--- TASK OBJECTIVE ---
Your task is to print all of the data word for word.

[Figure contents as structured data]
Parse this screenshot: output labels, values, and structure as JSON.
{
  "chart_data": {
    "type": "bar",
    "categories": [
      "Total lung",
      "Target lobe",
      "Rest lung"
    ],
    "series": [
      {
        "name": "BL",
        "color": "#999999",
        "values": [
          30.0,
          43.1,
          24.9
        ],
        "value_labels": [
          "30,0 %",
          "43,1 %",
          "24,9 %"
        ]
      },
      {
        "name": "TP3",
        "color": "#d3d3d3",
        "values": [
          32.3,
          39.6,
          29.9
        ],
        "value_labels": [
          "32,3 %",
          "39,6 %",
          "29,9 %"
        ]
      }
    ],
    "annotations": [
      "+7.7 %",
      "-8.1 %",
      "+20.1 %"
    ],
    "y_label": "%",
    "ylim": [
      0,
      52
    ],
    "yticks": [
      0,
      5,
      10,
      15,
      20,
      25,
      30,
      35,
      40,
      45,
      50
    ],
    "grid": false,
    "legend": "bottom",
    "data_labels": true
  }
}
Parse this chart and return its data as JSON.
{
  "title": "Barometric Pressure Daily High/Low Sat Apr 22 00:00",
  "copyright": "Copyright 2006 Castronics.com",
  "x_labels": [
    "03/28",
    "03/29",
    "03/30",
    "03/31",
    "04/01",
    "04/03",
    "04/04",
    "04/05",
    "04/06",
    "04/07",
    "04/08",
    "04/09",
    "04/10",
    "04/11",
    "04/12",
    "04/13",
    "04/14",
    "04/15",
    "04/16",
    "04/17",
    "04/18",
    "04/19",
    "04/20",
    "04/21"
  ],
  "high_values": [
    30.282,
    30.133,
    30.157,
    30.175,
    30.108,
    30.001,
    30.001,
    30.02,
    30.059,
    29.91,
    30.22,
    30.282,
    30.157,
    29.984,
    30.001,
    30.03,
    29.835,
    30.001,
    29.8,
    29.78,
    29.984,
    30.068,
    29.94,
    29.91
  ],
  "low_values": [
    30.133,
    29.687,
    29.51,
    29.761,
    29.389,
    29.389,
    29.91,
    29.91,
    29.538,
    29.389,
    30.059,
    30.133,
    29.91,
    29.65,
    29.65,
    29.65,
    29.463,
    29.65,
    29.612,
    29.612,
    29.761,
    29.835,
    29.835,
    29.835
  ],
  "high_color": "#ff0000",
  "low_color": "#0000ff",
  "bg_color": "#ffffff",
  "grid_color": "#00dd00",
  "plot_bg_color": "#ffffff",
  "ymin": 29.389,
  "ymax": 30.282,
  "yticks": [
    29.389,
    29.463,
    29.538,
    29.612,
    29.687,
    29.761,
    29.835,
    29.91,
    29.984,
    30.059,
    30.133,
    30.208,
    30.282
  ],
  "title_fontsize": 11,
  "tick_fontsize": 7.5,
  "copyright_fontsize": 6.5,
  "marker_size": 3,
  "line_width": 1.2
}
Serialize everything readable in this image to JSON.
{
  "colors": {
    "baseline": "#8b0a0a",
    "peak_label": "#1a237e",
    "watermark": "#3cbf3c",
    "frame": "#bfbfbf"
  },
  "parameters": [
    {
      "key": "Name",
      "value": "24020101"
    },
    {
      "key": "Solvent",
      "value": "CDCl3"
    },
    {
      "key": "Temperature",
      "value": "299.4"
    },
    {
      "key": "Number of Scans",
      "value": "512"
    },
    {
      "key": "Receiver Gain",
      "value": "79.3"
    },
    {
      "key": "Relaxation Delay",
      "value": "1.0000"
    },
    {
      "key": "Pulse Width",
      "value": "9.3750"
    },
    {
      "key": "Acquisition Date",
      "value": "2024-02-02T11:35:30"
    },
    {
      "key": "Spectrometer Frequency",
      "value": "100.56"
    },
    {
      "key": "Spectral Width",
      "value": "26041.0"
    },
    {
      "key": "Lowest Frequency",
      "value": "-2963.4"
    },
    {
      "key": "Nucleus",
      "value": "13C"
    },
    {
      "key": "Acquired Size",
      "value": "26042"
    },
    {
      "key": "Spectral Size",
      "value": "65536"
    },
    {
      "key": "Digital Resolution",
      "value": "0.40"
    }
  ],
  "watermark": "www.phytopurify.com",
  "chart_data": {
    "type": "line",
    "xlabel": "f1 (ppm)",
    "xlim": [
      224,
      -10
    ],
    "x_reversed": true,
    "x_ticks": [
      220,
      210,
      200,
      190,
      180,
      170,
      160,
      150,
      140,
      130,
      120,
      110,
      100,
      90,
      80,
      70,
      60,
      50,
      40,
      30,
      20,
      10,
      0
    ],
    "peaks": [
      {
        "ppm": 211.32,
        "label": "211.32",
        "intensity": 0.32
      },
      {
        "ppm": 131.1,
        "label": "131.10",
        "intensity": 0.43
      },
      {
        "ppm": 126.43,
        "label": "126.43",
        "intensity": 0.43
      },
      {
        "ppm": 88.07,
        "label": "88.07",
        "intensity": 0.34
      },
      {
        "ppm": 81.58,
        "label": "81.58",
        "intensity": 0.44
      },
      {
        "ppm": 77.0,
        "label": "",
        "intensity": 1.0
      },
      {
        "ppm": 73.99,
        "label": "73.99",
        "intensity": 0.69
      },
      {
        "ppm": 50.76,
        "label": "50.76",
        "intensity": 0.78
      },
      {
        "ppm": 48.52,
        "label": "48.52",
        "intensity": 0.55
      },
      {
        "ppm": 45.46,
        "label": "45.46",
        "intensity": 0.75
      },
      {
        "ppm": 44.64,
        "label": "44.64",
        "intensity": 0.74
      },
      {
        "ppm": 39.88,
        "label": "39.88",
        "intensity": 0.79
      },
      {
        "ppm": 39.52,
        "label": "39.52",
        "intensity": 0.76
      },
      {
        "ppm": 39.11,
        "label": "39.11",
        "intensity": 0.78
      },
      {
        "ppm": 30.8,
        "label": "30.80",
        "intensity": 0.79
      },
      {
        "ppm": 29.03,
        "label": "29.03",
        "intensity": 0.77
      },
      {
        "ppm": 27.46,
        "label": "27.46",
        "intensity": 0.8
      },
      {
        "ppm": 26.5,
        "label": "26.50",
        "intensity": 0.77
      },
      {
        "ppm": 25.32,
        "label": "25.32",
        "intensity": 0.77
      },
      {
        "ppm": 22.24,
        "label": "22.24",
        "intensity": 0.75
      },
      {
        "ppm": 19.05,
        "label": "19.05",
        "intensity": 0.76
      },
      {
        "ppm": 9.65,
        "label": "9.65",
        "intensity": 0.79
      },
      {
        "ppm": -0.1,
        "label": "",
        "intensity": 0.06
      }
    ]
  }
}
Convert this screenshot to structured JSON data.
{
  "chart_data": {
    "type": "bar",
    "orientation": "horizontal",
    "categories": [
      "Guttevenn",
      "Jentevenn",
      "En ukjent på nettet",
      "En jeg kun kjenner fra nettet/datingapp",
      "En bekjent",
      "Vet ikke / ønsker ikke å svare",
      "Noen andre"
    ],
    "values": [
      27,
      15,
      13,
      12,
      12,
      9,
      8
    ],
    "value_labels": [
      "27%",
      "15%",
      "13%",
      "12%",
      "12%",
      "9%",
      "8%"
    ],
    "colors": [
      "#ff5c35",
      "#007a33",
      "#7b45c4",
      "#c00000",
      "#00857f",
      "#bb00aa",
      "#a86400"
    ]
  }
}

--- ANSWER TO THE TASK ---
Parse this screenshot: output labels, values, and structure as JSON.
{
  "chart_data": {
    "type": "bar",
    "categories": [
      "Total lung",
      "Target lobe",
      "Rest lung"
    ],
    "series": [
      {
        "name": "BL",
        "color": "#999999",
        "values": [
          30.0,
          43.1,
          24.9
        ],
        "value_labels": [
          "30,0 %",
          "43,1 %",
          "24,9 %"
        ]
      },
      {
        "name": "TP3",
        "color": "#d3d3d3",
        "values": [
          32.3,
          39.6,
          29.9
        ],
        "value_labels": [
          "32,3 %",
          "39,6 %",
          "29,9 %"
        ]
      }
    ],
    "annotations": [
      "+7.7 %",
      "-8.1 %",
      "+20.1 %"
    ],
    "y_label": "%",
    "ylim": [
      0,
      52
    ],
    "yticks": [
      0,
      5,
      10,
      15,
      20,
      25,
      30,
      35,
      40,
      45,
      50
    ],
    "grid": false,
    "legend": "bottom",
    "data_labels": true
  }
}
Parse this chart and return its data as JSON.
{
  "title": "Barometric Pressure Daily High/Low Sat Apr 22 00:00",
  "copyright": "Copyright 2006 Castronics.com",
  "x_labels": [
    "03/28",
    "03/29",
    "03/30",
    "03/31",
    "04/01",
    "04/03",
    "04/04",
    "04/05",
    "04/06",
    "04/07",
    "04/08",
    "04/09",
    "04/10",
    "04/11",
    "04/12",
    "04/13",
    "04/14",
    "04/15",
    "04/16",
    "04/17",
    "04/18",
    "04/19",
    "04/20",
    "04/21"
  ],
  "high_values": [
    30.282,
    30.133,
    30.157,
    30.175,
    30.108,
    30.001,
    30.001,
    30.02,
    30.059,
    29.91,
    30.22,
    30.282,
    30.157,
    29.984,
    30.001,
    30.03,
    29.835,
    30.001,
    29.8,
    29.78,
    29.984,
    30.068,
    29.94,
    29.91
  ],
  "low_values": [
    30.133,
    29.687,
    29.51,
    29.761,
    29.389,
    29.389,
    29.91,
    29.91,
    29.538,
    29.389,
    30.059,
    30.133,
    29.91,
    29.65,
    29.65,
    29.65,
    29.463,
    29.65,
    29.612,
    29.612,
    29.761,
    29.835,
    29.835,
    29.835
  ],
  "high_color": "#ff0000",
  "low_color": "#0000ff",
  "bg_color": "#ffffff",
  "grid_color": "#00dd00",
  "plot_bg_color": "#ffffff",
  "ymin": 29.389,
  "ymax": 30.282,
  "yticks": [
    29.389,
    29.463,
    29.538,
    29.612,
    29.687,
    29.761,
    29.835,
    29.91,
    29.984,
    30.059,
    30.133,
    30.208,
    30.282
  ],
  "title_fontsize": 11,
  "tick_fontsize": 7.5,
  "copyright_fontsize": 6.5,
  "marker_size": 3,
  "line_width": 1.2
}
Serialize everything readable in this image to JSON.
{
  "colors": {
    "baseline": "#8b0a0a",
    "peak_label": "#1a237e",
    "watermark": "#3cbf3c",
    "frame": "#bfbfbf"
  },
  "parameters": [
    {
      "key": "Name",
      "value": "24020101"
    },
    {
      "key": "Solvent",
      "value": "CDCl3"
    },
    {
      "key": "Temperature",
      "value": "299.4"
    },
    {
      "key": "Number of Scans",
      "value": "512"
    },
    {
      "key": "Receiver Gain",
      "value": "79.3"
    },
    {
      "key": "Relaxation Delay",
      "value": "1.0000"
    },
    {
      "key": "Pulse Width",
      "value": "9.3750"
    },
    {
      "key": "Acquisition Date",
      "value": "2024-02-02T11:35:30"
    },
    {
      "key": "Spectrometer Frequency",
      "value": "100.56"
    },
    {
      "key": "Spectral Width",
      "value": "26041.0"
    },
    {
      "key": "Lowest Frequency",
      "value": "-2963.4"
    },
    {
      "key": "Nucleus",
      "value": "13C"
    },
    {
      "key": "Acquired Size",
      "value": "26042"
    },
    {
      "key": "Spectral Size",
      "value": "65536"
    },
    {
      "key": "Digital Resolution",
      "value": "0.40"
    }
  ],
  "watermark": "www.phytopurify.com",
  "chart_data": {
    "type": "line",
    "xlabel": "f1 (ppm)",
    "xlim": [
      224,
      -10
    ],
    "x_reversed": true,
    "x_ticks": [
      220,
      210,
      200,
      190,
      180,
      170,
      160,
      150,
      140,
      130,
      120,
      110,
      100,
      90,
      80,
      70,
      60,
      50,
      40,
      30,
      20,
      10,
      0
    ],
    "peaks": [
      {
        "ppm": 211.32,
        "label": "211.32",
        "intensity": 0.32
      },
      {
        "ppm": 131.1,
        "label": "131.10",
        "intensity": 0.43
      },
      {
        "ppm": 126.43,
        "label": "126.43",
        "intensity": 0.43
      },
      {
        "ppm": 88.07,
        "label": "88.07",
        "intensity": 0.34
      },
      {
        "ppm": 81.58,
        "label": "81.58",
        "intensity": 0.44
      },
      {
        "ppm": 77.0,
        "label": "",
        "intensity": 1.0
      },
      {
        "ppm": 73.99,
        "label": "73.99",
        "intensity": 0.69
      },
      {
        "ppm": 50.76,
        "label": "50.76",
        "intensity": 0.78
      },
      {
        "ppm": 48.52,
        "label": "48.52",
        "intensity": 0.55
      },
      {
        "ppm": 45.46,
        "label": "45.46",
        "intensity": 0.75
      },
      {
        "ppm": 44.64,
        "label": "44.64",
        "intensity": 0.74
      },
      {
        "ppm": 39.88,
        "label": "39.88",
        "intensity": 0.79
      },
      {
        "ppm": 39.52,
        "label": "39.52",
        "intensity": 0.76
      },
      {
        "ppm": 39.11,
        "label": "39.11",
        "intensity": 0.78
      },
      {
        "ppm": 30.8,
        "label": "30.80",
        "intensity": 0.79
      },
      {
        "ppm": 29.03,
        "label": "29.03",
        "intensity": 0.77
      },
      {
        "ppm": 27.46,
        "label": "27.46",
        "intensity": 0.8
      },
      {
        "ppm": 26.5,
        "label": "26.50",
        "intensity": 0.77
      },
      {
        "ppm": 25.32,
        "label": "25.32",
        "intensity": 0.77
      },
      {
        "ppm": 22.24,
        "label": "22.24",
        "intensity": 0.75
      },
      {
        "ppm": 19.05,
        "label": "19.05",
        "intensity": 0.76
      },
      {
        "ppm": 9.65,
        "label": "9.65",
        "intensity": 0.79
      },
      {
        "ppm": -0.1,
        "label": "",
        "intensity": 0.06
      }
    ]
  }
}
Convert this screenshot to structured JSON data.
{
  "chart_data": {
    "type": "bar",
    "orientation": "horizontal",
    "categories": [
      "Guttevenn",
      "Jentevenn",
      "En ukjent på nettet",
      "En jeg kun kjenner fra nettet/datingapp",
      "En bekjent",
      "Vet ikke / ønsker ikke å svare",
      "Noen andre"
    ],
    "values": [
      27,
      15,
      13,
      12,
      12,
      9,
      8
    ],
    "value_labels": [
      "27%",
      "15%",
      "13%",
      "12%",
      "12%",
      "9%",
      "8%"
    ],
    "colors": [
      "#ff5c35",
      "#007a33",
      "#7b45c4",
      "#c00000",
      "#00857f",
      "#bb00aa",
      "#a86400"
    ]
  }
}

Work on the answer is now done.